• [OBJECTIVE]:
Print out the material that follows word for word.

※

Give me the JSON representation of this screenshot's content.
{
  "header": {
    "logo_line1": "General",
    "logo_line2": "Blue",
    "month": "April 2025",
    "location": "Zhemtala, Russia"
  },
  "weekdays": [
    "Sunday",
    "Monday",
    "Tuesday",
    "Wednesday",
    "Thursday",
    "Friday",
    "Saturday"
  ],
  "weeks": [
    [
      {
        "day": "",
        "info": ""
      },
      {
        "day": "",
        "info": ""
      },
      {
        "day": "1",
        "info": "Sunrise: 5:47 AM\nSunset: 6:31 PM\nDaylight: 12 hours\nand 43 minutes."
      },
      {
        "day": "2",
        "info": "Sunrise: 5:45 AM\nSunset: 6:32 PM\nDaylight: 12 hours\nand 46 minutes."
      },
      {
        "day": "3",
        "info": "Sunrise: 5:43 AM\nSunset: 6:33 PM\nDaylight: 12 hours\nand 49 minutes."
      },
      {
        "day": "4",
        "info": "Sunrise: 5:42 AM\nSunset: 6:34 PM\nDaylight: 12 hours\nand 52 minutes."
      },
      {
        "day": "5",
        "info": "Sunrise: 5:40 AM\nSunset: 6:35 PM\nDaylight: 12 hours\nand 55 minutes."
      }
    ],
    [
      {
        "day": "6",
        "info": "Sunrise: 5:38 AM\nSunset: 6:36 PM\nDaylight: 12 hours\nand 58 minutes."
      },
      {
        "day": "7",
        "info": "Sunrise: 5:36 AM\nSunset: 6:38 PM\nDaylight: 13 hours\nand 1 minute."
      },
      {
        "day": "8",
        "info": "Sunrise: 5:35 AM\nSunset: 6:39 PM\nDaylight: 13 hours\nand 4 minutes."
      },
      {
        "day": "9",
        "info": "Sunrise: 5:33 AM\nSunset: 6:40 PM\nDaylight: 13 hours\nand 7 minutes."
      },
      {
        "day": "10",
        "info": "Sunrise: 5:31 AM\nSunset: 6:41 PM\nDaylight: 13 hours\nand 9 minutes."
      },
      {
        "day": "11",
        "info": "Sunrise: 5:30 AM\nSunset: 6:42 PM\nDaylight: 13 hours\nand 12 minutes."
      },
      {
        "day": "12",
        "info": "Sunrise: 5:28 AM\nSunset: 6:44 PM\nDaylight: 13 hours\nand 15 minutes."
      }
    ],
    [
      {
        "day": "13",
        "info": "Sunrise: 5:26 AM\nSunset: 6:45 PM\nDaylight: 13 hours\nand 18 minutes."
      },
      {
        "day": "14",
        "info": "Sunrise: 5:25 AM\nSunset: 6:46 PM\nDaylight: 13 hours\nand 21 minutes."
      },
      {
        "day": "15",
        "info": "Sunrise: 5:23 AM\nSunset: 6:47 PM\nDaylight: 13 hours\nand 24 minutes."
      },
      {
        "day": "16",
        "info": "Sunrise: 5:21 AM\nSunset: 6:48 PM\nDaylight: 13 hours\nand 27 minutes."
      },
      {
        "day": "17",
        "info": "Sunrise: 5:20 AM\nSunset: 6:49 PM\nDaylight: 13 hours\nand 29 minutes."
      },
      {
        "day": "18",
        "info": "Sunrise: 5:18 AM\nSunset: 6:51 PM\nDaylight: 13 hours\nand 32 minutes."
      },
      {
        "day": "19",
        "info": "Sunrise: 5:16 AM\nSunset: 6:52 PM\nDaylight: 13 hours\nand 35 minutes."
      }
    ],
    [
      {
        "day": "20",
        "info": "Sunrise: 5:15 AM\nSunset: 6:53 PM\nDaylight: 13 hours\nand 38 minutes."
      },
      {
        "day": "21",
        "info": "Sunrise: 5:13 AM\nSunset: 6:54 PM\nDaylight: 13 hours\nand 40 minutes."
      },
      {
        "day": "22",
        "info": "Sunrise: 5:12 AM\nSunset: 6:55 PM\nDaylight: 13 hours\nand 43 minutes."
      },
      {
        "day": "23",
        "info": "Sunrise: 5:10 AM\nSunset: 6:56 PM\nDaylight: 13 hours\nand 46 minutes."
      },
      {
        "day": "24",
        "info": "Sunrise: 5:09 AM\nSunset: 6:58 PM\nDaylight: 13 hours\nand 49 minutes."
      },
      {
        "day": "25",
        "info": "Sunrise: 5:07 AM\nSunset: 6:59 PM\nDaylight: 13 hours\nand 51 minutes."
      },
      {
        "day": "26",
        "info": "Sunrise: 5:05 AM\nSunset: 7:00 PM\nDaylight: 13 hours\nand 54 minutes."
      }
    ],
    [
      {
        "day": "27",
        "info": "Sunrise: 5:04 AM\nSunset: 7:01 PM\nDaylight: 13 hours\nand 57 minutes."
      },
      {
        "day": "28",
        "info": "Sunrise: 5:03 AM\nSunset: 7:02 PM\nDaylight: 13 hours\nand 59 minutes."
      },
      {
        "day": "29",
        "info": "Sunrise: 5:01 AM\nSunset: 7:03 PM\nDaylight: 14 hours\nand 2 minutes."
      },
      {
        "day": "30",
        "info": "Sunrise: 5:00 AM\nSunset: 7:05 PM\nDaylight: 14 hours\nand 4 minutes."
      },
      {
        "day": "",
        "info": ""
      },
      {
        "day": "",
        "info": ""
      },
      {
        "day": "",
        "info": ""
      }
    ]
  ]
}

※

• [IN RESPONSE]:
Give me the JSON representation of this screenshot's content.
{
  "header": {
    "logo_line1": "General",
    "logo_line2": "Blue",
    "month": "April 2025",
    "location": "Zhemtala, Russia"
  },
  "weekdays": [
    "Sunday",
    "Monday",
    "Tuesday",
    "Wednesday",
    "Thursday",
    "Friday",
    "Saturday"
  ],
  "weeks": [
    [
      {
        "day": "",
        "info": ""
      },
      {
        "day": "",
        "info": ""
      },
      {
        "day": "1",
        "info": "Sunrise: 5:47 AM\nSunset: 6:31 PM\nDaylight: 12 hours\nand 43 minutes."
      },
      {
        "day": "2",
        "info": "Sunrise: 5:45 AM\nSunset: 6:32 PM\nDaylight: 12 hours\nand 46 minutes."
      },
      {
        "day": "3",
        "info": "Sunrise: 5:43 AM\nSunset: 6:33 PM\nDaylight: 12 hours\nand 49 minutes."
      },
      {
        "day": "4",
        "info": "Sunrise: 5:42 AM\nSunset: 6:34 PM\nDaylight: 12 hours\nand 52 minutes."
      },
      {
        "day": "5",
        "info": "Sunrise: 5:40 AM\nSunset: 6:35 PM\nDaylight: 12 hours\nand 55 minutes."
      }
    ],
    [
      {
        "day": "6",
        "info": "Sunrise: 5:38 AM\nSunset: 6:36 PM\nDaylight: 12 hours\nand 58 minutes."
      },
      {
        "day": "7",
        "info": "Sunrise: 5:36 AM\nSunset: 6:38 PM\nDaylight: 13 hours\nand 1 minute."
      },
      {
        "day": "8",
        "info": "Sunrise: 5:35 AM\nSunset: 6:39 PM\nDaylight: 13 hours\nand 4 minutes."
      },
      {
        "day": "9",
        "info": "Sunrise: 5:33 AM\nSunset: 6:40 PM\nDaylight: 13 hours\nand 7 minutes."
      },
      {
        "day": "10",
        "info": "Sunrise: 5:31 AM\nSunset: 6:41 PM\nDaylight: 13 hours\nand 9 minutes."
      },
      {
        "day": "11",
        "info": "Sunrise: 5:30 AM\nSunset: 6:42 PM\nDaylight: 13 hours\nand 12 minutes."
      },
      {
        "day": "12",
        "info": "Sunrise: 5:28 AM\nSunset: 6:44 PM\nDaylight: 13 hours\nand 15 minutes."
      }
    ],
    [
      {
        "day": "13",
        "info": "Sunrise: 5:26 AM\nSunset: 6:45 PM\nDaylight: 13 hours\nand 18 minutes."
      },
      {
        "day": "14",
        "info": "Sunrise: 5:25 AM\nSunset: 6:46 PM\nDaylight: 13 hours\nand 21 minutes."
      },
      {
        "day": "15",
        "info": "Sunrise: 5:23 AM\nSunset: 6:47 PM\nDaylight: 13 hours\nand 24 minutes."
      },
      {
        "day": "16",
        "info": "Sunrise: 5:21 AM\nSunset: 6:48 PM\nDaylight: 13 hours\nand 27 minutes."
      },
      {
        "day": "17",
        "info": "Sunrise: 5:20 AM\nSunset: 6:49 PM\nDaylight: 13 hours\nand 29 minutes."
      },
      {
        "day": "18",
        "info": "Sunrise: 5:18 AM\nSunset: 6:51 PM\nDaylight: 13 hours\nand 32 minutes."
      },
      {
        "day": "19",
        "info": "Sunrise: 5:16 AM\nSunset: 6:52 PM\nDaylight: 13 hours\nand 35 minutes."
      }
    ],
    [
      {
        "day": "20",
        "info": "Sunrise: 5:15 AM\nSunset: 6:53 PM\nDaylight: 13 hours\nand 38 minutes."
      },
      {
        "day": "21",
        "info": "Sunrise: 5:13 AM\nSunset: 6:54 PM\nDaylight: 13 hours\nand 40 minutes."
      },
      {
        "day": "22",
        "info": "Sunrise: 5:12 AM\nSunset: 6:55 PM\nDaylight: 13 hours\nand 43 minutes."
      },
      {
        "day": "23",
        "info": "Sunrise: 5:10 AM\nSunset: 6:56 PM\nDaylight: 13 hours\nand 46 minutes."
      },
      {
        "day": "24",
        "info": "Sunrise: 5:09 AM\nSunset: 6:58 PM\nDaylight: 13 hours\nand 49 minutes."
      },
      {
        "day": "25",
        "info": "Sunrise: 5:07 AM\nSunset: 6:59 PM\nDaylight: 13 hours\nand 51 minutes."
      },
      {
        "day": "26",
        "info": "Sunrise: 5:05 AM\nSunset: 7:00 PM\nDaylight: 13 hours\nand 54 minutes."
      }
    ],
    [
      {
        "day": "27",
        "info": "Sunrise: 5:04 AM\nSunset: 7:01 PM\nDaylight: 13 hours\nand 57 minutes."
      },
      {
        "day": "28",
        "info": "Sunrise: 5:03 AM\nSunset: 7:02 PM\nDaylight: 13 hours\nand 59 minutes."
      },
      {
        "day": "29",
        "info": "Sunrise: 5:01 AM\nSunset: 7:03 PM\nDaylight: 14 hours\nand 2 minutes."
      },
      {
        "day": "30",
        "info": "Sunrise: 5:00 AM\nSunset: 7:05 PM\nDaylight: 14 hours\nand 4 minutes."
      },
      {
        "day": "",
        "info": ""
      },
      {
        "day": "",
        "info": ""
      },
      {
        "day": "",
        "info": ""
      }
    ]
  ]
}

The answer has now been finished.